**Rows:**
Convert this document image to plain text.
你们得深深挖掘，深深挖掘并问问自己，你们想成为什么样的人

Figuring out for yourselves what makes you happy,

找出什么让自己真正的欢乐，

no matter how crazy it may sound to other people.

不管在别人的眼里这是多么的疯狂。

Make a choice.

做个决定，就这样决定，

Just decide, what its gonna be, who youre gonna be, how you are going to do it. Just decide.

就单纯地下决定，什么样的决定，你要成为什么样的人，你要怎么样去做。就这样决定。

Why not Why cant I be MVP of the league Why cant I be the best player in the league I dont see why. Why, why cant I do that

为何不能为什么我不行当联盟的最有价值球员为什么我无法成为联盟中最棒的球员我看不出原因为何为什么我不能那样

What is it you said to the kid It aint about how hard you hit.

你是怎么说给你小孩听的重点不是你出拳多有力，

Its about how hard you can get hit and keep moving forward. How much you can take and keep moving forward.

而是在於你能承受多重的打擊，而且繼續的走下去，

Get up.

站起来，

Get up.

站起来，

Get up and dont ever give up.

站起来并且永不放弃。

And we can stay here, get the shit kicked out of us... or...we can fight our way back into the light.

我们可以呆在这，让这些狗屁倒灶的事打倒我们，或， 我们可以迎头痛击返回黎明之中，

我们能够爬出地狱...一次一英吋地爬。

**Instructions for the task:** Find each line holding "dont". Copy it out.

**Solution to this exercise:**
Why not Why cant I be MVP of the league Why cant I be the best player in the league I dont see why. Why, why cant I do that
Get up and dont ever give up.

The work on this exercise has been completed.